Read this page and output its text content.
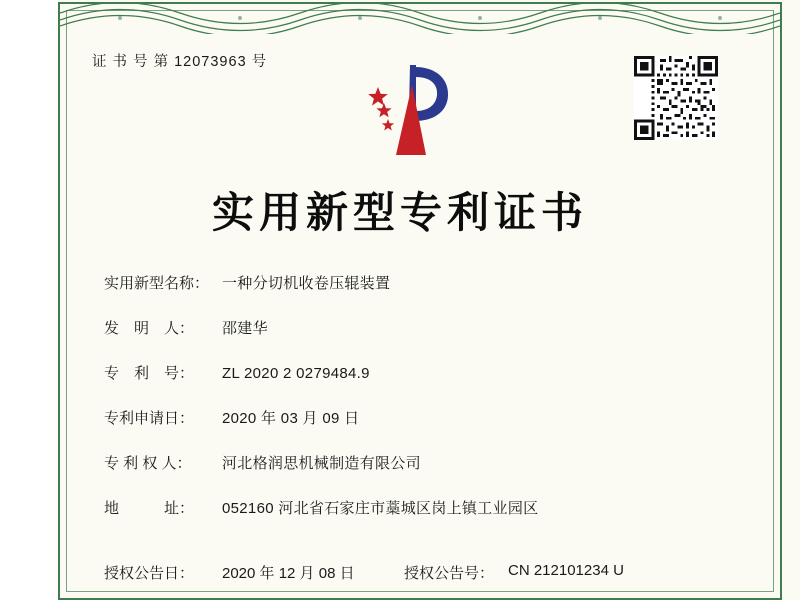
证 书 号 第 12073963 号
实用新型专利证书
实用新型名称： 一种分切机收卷压辊装置
发　明　人：	邵建华
专　利　号：	ZL 2020 2 0279484.9
专利申请日：	2020 年 03 月 09 日
专 利 权 人：	河北格润思机械制造有限公司
地　　　址：	052160 河北省石家庄市藁城区岗上镇工业园区
授权公告日：	2020 年 12 月 08 日	授权公告号： CN 212101234 U
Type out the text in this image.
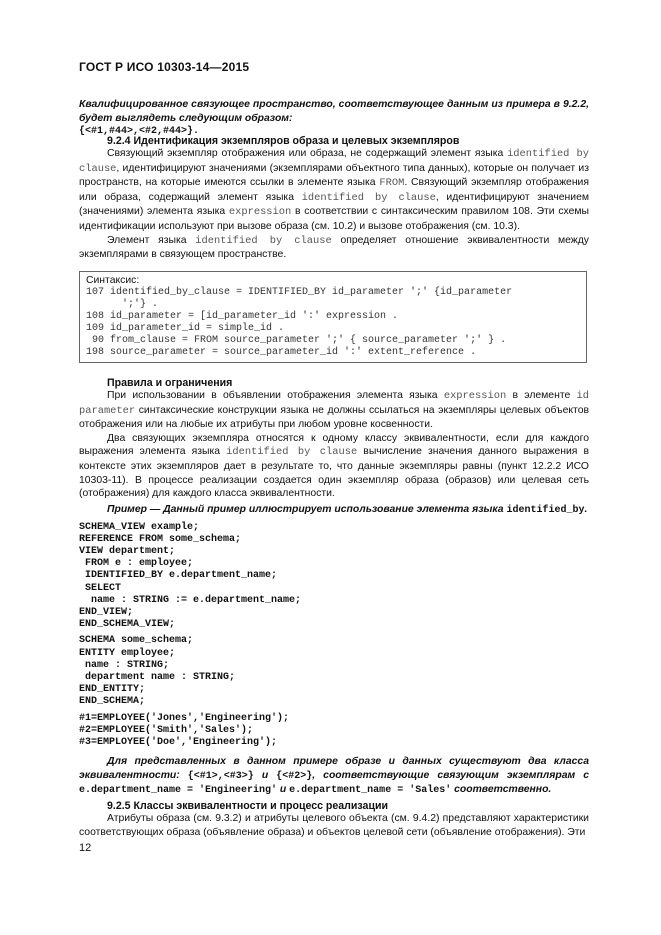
ГОСТ Р ИСО 10303-14—2015

Квалифицированное связующее пространство, соответствующее данным из примера в 9.2.2, будет выглядеть следующим образом:

{<#1,#44>,<#2,#44>}.

9.2.4 Идентификация экземпляров образа и целевых экземпляров

Связующий экземпляр отображения или образа, не содержащий элемент языка identified by clause, идентифицируют значениями (экземплярами объектного типа данных), которые он получает из пространств, на которые имеются ссылки в элементе языка FROM. Связующий экземпляр отображения или образа, содержащий элемент языка identified by clause, идентифицируют значением (значениями) элемента языка expression в соответствии с синтаксическим правилом 108. Эти схемы идентификации используют при вызове образа (см. 10.2) и вызове отображения (см. 10.3).

Элемент языка identified by clause определяет отношение эквивалентности между экземплярами в связующем пространстве.

Синтаксис:
107 identified_by_clause = IDENTIFIED_BY id_parameter ';' {id_parameter
';'} .
108 id_parameter = [id_parameter_id ':' expression .
109 id_parameter_id = simple_id .
90 from_clause = FROM source_parameter ';' { source_parameter ';' } .
198 source_parameter = source_parameter_id ':' extent_reference .

Правила и ограничения

При использовании в объявлении отображения элемента языка expression в элементе id parameter синтаксические конструкции языка не должны ссылаться на экземпляры целевых объектов отображения или на любые их атрибуты при любом уровне косвенности.

Два связующих экземпляра относятся к одному классу эквивалентности, если для каждого выражения элемента языка identified by clause вычисление значения данного выражения в контексте этих экземпляров дает в результате то, что данные экземпляры равны (пункт 12.2.2 ИСО 10303-11). В процессе реализации создается один экземпляр образа (образов) или целевая сеть (отображения) для каждого класса эквивалентности.

Пример — Данный пример иллюстрирует использование элемента языка identified_by.

SCHEMA_VIEW example;
REFERENCE FROM some_schema;
VIEW department;
FROM e : employee;
IDENTIFIED_BY e.department_name;
SELECT
name : STRING := e.department_name;
END_VIEW;
END_SCHEMA_VIEW;
SCHEMA some_schema;
ENTITY employee;
name : STRING;
department name : STRING;
END_ENTITY;
END_SCHEMA;
#1=EMPLOYEE('Jones','Engineering');
#2=EMPLOYEE('Smith','Sales');
#3=EMPLOYEE('Doe','Engineering');

Для представленных в данном примере образе и данных существуют два класса эквивалентности: {<#1>,<#3>} и {<#2>}, соответствующие связующим экземплярам с e.department_name = 'Engineering' и e.department_name = 'Sales' соответственно.

9.2.5 Классы эквивалентности и процесс реализации

Атрибуты образа (см. 9.3.2) и атрибуты целевого объекта (см. 9.4.2) представляют характеристики соответствующих образа (объявление образа) и объектов целевой сети (объявление отображения). Эти

12
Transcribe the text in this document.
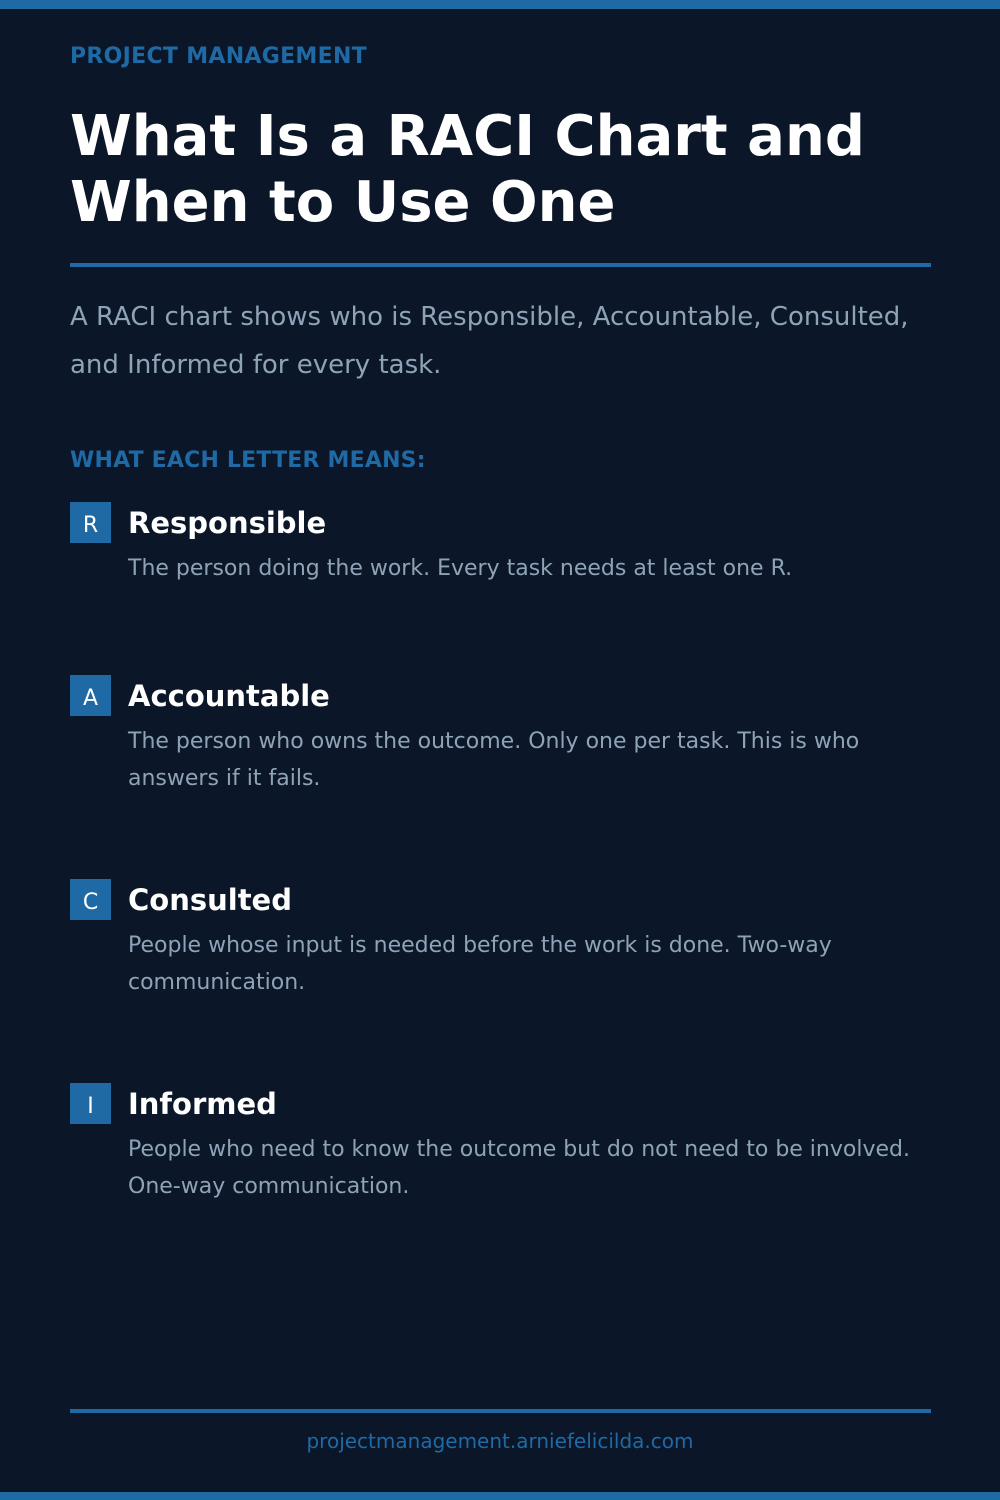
PROJECT MANAGEMENT
What Is a RACI Chart and When to Use One

A RACI chart shows who is Responsible, Accountable, Consulted, and Informed for every task.

WHAT EACH LETTER MEANS:
R	Responsible

The person doing the work. Every task needs at least one R.

A	Accountable

The person who owns the outcome. Only one per task. This is who answers if it fails.

C	Consulted

People whose input is needed before the work is done. Two-way communication.

I	Informed

People who need to know the outcome but do not need to be involved. One-way communication.

projectmanagement.arniefelicilda.com
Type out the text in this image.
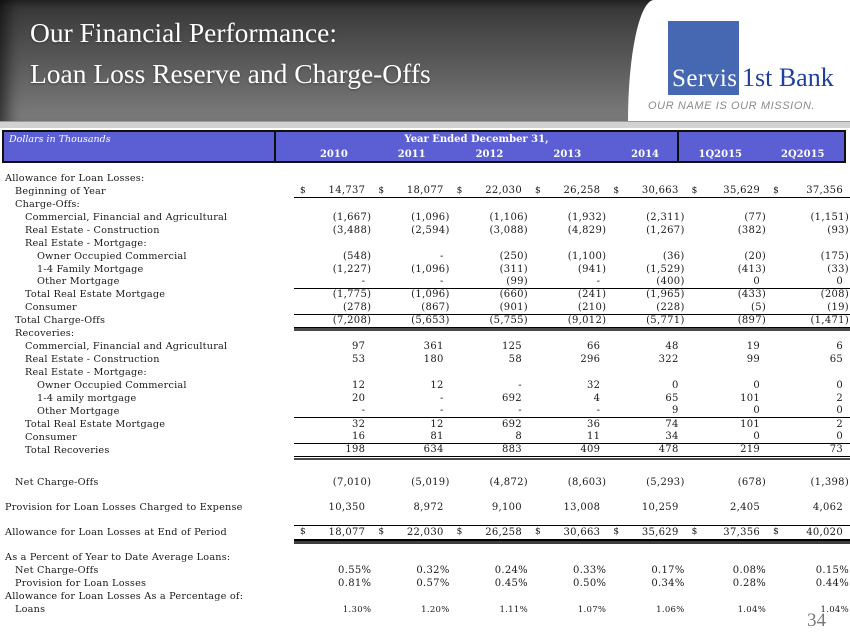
Our Financial Performance:
Loan Loss Reserve and Charge-Offs	Servis 1st Bank
OUR NAME IS OUR MISSION.
Dollars in Thousands	Year Ended December 31,
2010	2011	2012	2013	2014	1Q2015	2Q2015
Allowance for Loan Losses:
Beginning of Year	$ 14,737	$ 18,077	$ 22,030	$ 26,258	$ 30,663	$	35,629	$	37,356
Charge-Offs:
Commercial, Financial and Agricultural	(1,667)	(1,096)	(1,106)	(1,932)	(2,311)	(77)	(1,151)
Real Estate - Construction	(3,488)	(2,594)	(3,088)	(4,829)	(1,267)	(382)	(93)
Real Estate - Mortgage:
Owner Occupied Commercial	(548)	-	(250)	(1,100)	(36)	(20)	(175)
1-4 Family Mortgage	(1,227)	(1,096)	(311)	(941)	(1,529)	(413)	(33)
Other Mortgage	-	-	(99)	-	(400)	0	0
Total Real Estate Mortgage	(1,775)	(1,096)	(660)	(241)	(1,965)	(433)	(208)
Consumer	(278)	(867)	(901)	(210)	(228)	(5)	(19)
Total Charge-Offs	(7,208)	(5,653)	(5,755)	(9,012)	(5,771)	(897)	(1,471)
Recoveries:
Commercial, Financial and Agricultural	97	361	125	66	48	19	6
Real Estate - Construction	53	180	58	296	322	99	65
Real Estate - Mortgage:
Owner Occupied Commercial	12	12	-	32	0	0	0
1-4 amily mortgage	20	-	692	4	65	101	2
Other Mortgage	-	-	-	-	9	0	0
Total Real Estate Mortgage	32	12	692	36	74	101	2
Consumer	16	81	8	11	34	0	0
Total Recoveries	198	634	883	409	478	219	73
Net Charge-Offs	(7,010)	(5,019)	(4,872)	(8,603)	(5,293)	(678)	(1,398)
Provision for Loan Losses Charged to Expense	10,350	8,972	9,100	13,008	10,259	2,405	4,062
Allowance for Loan Losses at End of Period	$ 18,077	$ 22,030	$ 26,258	$ 30,663	$ 35,629	$	37,356	$	40,020
As a Percent of Year to Date Average Loans:
Net Charge-Offs	0.55%	0.32%	0.24%	0.33%	0.17%	0.08%	0.15%
Provision for Loan Losses	0.81%	0.57%	0.45%	0.50%	0.34%	0.28%	0.44%
Allowance for Loan Losses As a Percentage of:
Loans	1.30%	1.20%	1.11%	1.07%	1.06%	1.04%	1.04%
34
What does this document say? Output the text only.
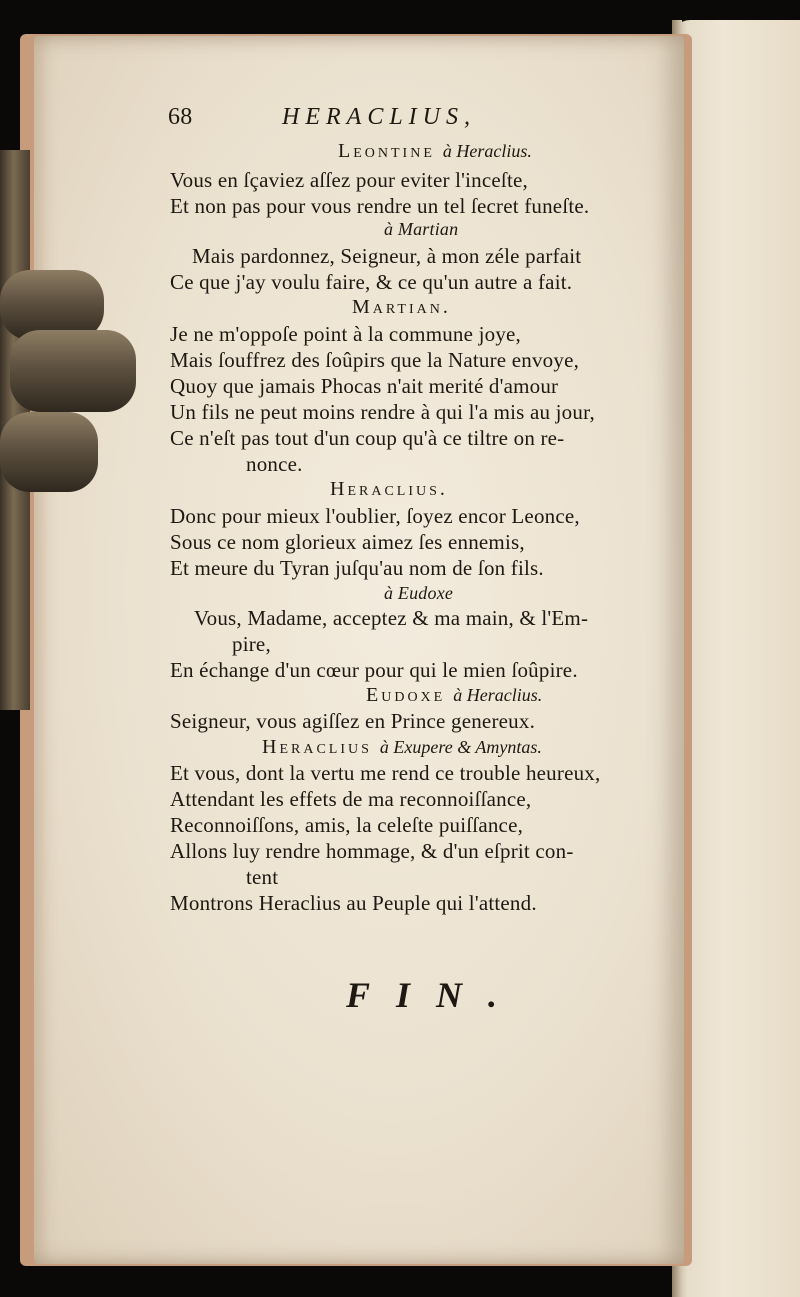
68	HERACLIUS,
Leontine à Heraclius.
Vous en ſçaviez aſſez pour eviter l'inceſte,
Et non pas pour vous rendre un tel ſecret funeſte.
à Martian
Mais pardonnez, Seigneur, à mon zéle parfait
Ce que j'ay voulu faire, & ce qu'un autre a fait.
Martian.
Je ne m'oppoſe point à la commune joye,
Mais ſouffrez des ſoûpirs que la Nature envoye,
Quoy que jamais Phocas n'ait merité d'amour
Un fils ne peut moins rendre à qui l'a mis au jour,
Ce n'eſt pas tout d'un coup qu'à ce tiltre on re-
nonce.
Heraclius.
Donc pour mieux l'oublier, ſoyez encor Leonce,
Sous ce nom glorieux aimez ſes ennemis,
Et meure du Tyran juſqu'au nom de ſon fils.
à Eudoxe
Vous, Madame, acceptez & ma main, & l'Em-
pire,
En échange d'un cœur pour qui le mien ſoûpire.
Eudoxe à Heraclius.
Seigneur, vous agiſſez en Prince genereux.
Heraclius à Exupere & Amyntas.
Et vous, dont la vertu me rend ce trouble heureux,
Attendant les effets de ma reconnoiſſance,
Reconnoiſſons, amis, la celeſte puiſſance,
Allons luy rendre hommage, & d'un eſprit con-
tent
Montrons Heraclius au Peuple qui l'attend.
FIN.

What is required: Do not include the images; transcribe the rest of the listing exactly.

Solution:
Read this page and output its text content.
证 书 号 第 12073963 号
实用新型专利证书
实用新型名称： 一种分切机收卷压辊装置
发　明　人：	邵建华
专　利　号：	ZL 2020 2 0279484.9
专利申请日：	2020 年 03 月 09 日
专 利 权 人：	河北格润思机械制造有限公司
地　　　址：	052160 河北省石家庄市藁城区岗上镇工业园区
授权公告日：	2020 年 12 月 08 日	授权公告号： CN 212101234 U
Type out the text in this image.
ГОСТ Р ИСО 10303-14—2015

Квалифицированное связующее пространство, соответствующее данным из примера в 9.2.2, будет выглядеть следующим образом:

{<#1,#44>,<#2,#44>}.

9.2.4 Идентификация экземпляров образа и целевых экземпляров

Связующий экземпляр отображения или образа, не содержащий элемент языка identified by clause, идентифицируют значениями (экземплярами объектного типа данных), которые он получает из пространств, на которые имеются ссылки в элементе языка FROM. Связующий экземпляр отображения или образа, содержащий элемент языка identified by clause, идентифицируют значением (значениями) элемента языка expression в соответствии с синтаксическим правилом 108. Эти схемы идентификации используют при вызове образа (см. 10.2) и вызове отображения (см. 10.3).

Элемент языка identified by clause определяет отношение эквивалентности между экземплярами в связующем пространстве.

Синтаксис:
107 identified_by_clause = IDENTIFIED_BY id_parameter ';' {id_parameter
';'} .
108 id_parameter = [id_parameter_id ':' expression .
109 id_parameter_id = simple_id .
90 from_clause = FROM source_parameter ';' { source_parameter ';' } .
198 source_parameter = source_parameter_id ':' extent_reference .

Правила и ограничения

При использовании в объявлении отображения элемента языка expression в элементе id parameter синтаксические конструкции языка не должны ссылаться на экземпляры целевых объектов отображения или на любые их атрибуты при любом уровне косвенности.

Два связующих экземпляра относятся к одному классу эквивалентности, если для каждого выражения элемента языка identified by clause вычисление значения данного выражения в контексте этих экземпляров дает в результате то, что данные экземпляры равны (пункт 12.2.2 ИСО 10303-11). В процессе реализации создается один экземпляр образа (образов) или целевая сеть (отображения) для каждого класса эквивалентности.

Пример — Данный пример иллюстрирует использование элемента языка identified_by.

SCHEMA_VIEW example;
REFERENCE FROM some_schema;
VIEW department;
FROM e : employee;
IDENTIFIED_BY e.department_name;
SELECT
name : STRING := e.department_name;
END_VIEW;
END_SCHEMA_VIEW;
SCHEMA some_schema;
ENTITY employee;
name : STRING;
department name : STRING;
END_ENTITY;
END_SCHEMA;
#1=EMPLOYEE('Jones','Engineering');
#2=EMPLOYEE('Smith','Sales');
#3=EMPLOYEE('Doe','Engineering');

Для представленных в данном примере образе и данных существуют два класса эквивалентности: {<#1>,<#3>} и {<#2>}, соответствующие связующим экземплярам с e.department_name = 'Engineering' и e.department_name = 'Sales' соответственно.

9.2.5 Классы эквивалентности и процесс реализации

Атрибуты образа (см. 9.3.2) и атрибуты целевого объекта (см. 9.4.2) представляют характеристики соответствующих образа (объявление образа) и объектов целевой сети (объявление отображения). Эти

12
Transcribe the text in this document.
PROJECT MANAGEMENT
What Is a RACI Chart and When to Use One

A RACI chart shows who is Responsible, Accountable, Consulted, and Informed for every task.

WHAT EACH LETTER MEANS:
R	Responsible

The person doing the work. Every task needs at least one R.

A	Accountable

The person who owns the outcome. Only one per task. This is who answers if it fails.

C	Consulted

People whose input is needed before the work is done. Two-way communication.

I	Informed

People who need to know the outcome but do not need to be involved. One-way communication.

projectmanagement.arniefelicilda.com
Type out the text in this image.
Our Financial Performance:
Loan Loss Reserve and Charge-Offs	Servis 1st Bank
OUR NAME IS OUR MISSION.
Dollars in Thousands	Year Ended December 31,
2010	2011	2012	2013	2014	1Q2015	2Q2015
Allowance for Loan Losses:
Beginning of Year	$ 14,737	$ 18,077	$ 22,030	$ 26,258	$ 30,663	$	35,629	$	37,356
Charge-Offs:
Commercial, Financial and Agricultural	(1,667)	(1,096)	(1,106)	(1,932)	(2,311)	(77)	(1,151)
Real Estate - Construction	(3,488)	(2,594)	(3,088)	(4,829)	(1,267)	(382)	(93)
Real Estate - Mortgage:
Owner Occupied Commercial	(548)	-	(250)	(1,100)	(36)	(20)	(175)
1-4 Family Mortgage	(1,227)	(1,096)	(311)	(941)	(1,529)	(413)	(33)
Other Mortgage	-	-	(99)	-	(400)	0	0
Total Real Estate Mortgage	(1,775)	(1,096)	(660)	(241)	(1,965)	(433)	(208)
Consumer	(278)	(867)	(901)	(210)	(228)	(5)	(19)
Total Charge-Offs	(7,208)	(5,653)	(5,755)	(9,012)	(5,771)	(897)	(1,471)
Recoveries:
Commercial, Financial and Agricultural	97	361	125	66	48	19	6
Real Estate - Construction	53	180	58	296	322	99	65
Real Estate - Mortgage:
Owner Occupied Commercial	12	12	-	32	0	0	0
1-4 amily mortgage	20	-	692	4	65	101	2
Other Mortgage	-	-	-	-	9	0	0
Total Real Estate Mortgage	32	12	692	36	74	101	2
Consumer	16	81	8	11	34	0	0
Total Recoveries	198	634	883	409	478	219	73
Net Charge-Offs	(7,010)	(5,019)	(4,872)	(8,603)	(5,293)	(678)	(1,398)
Provision for Loan Losses Charged to Expense	10,350	8,972	9,100	13,008	10,259	2,405	4,062
Allowance for Loan Losses at End of Period	$ 18,077	$ 22,030	$ 26,258	$ 30,663	$ 35,629	$	37,356	$	40,020
As a Percent of Year to Date Average Loans:
Net Charge-Offs	0.55%	0.32%	0.24%	0.33%	0.17%	0.08%	0.15%
Provision for Loan Losses	0.81%	0.57%	0.45%	0.50%	0.34%	0.28%	0.44%
Allowance for Loan Losses As a Percentage of:
Loans	1.30%	1.20%	1.11%	1.07%	1.06%	1.04%	1.04%
34
What does this document say? Output the text only.
68	HERACLIUS,
Leontine à Heraclius.
Vous en ſçaviez aſſez pour eviter l'inceſte,
Et non pas pour vous rendre un tel ſecret funeſte.
à Martian
Mais pardonnez, Seigneur, à mon zéle parfait
Ce que j'ay voulu faire, & ce qu'un autre a fait.
Martian.
Je ne m'oppoſe point à la commune joye,
Mais ſouffrez des ſoûpirs que la Nature envoye,
Quoy que jamais Phocas n'ait merité d'amour
Un fils ne peut moins rendre à qui l'a mis au jour,
Ce n'eſt pas tout d'un coup qu'à ce tiltre on re-
nonce.
Heraclius.
Donc pour mieux l'oublier, ſoyez encor Leonce,
Sous ce nom glorieux aimez ſes ennemis,
Et meure du Tyran juſqu'au nom de ſon fils.
à Eudoxe
Vous, Madame, acceptez & ma main, & l'Em-
pire,
En échange d'un cœur pour qui le mien ſoûpire.
Eudoxe à Heraclius.
Seigneur, vous agiſſez en Prince genereux.
Heraclius à Exupere & Amyntas.
Et vous, dont la vertu me rend ce trouble heureux,
Attendant les effets de ma reconnoiſſance,
Reconnoiſſons, amis, la celeſte puiſſance,
Allons luy rendre hommage, & d'un eſprit con-
tent
Montrons Heraclius au Peuple qui l'attend.
FIN.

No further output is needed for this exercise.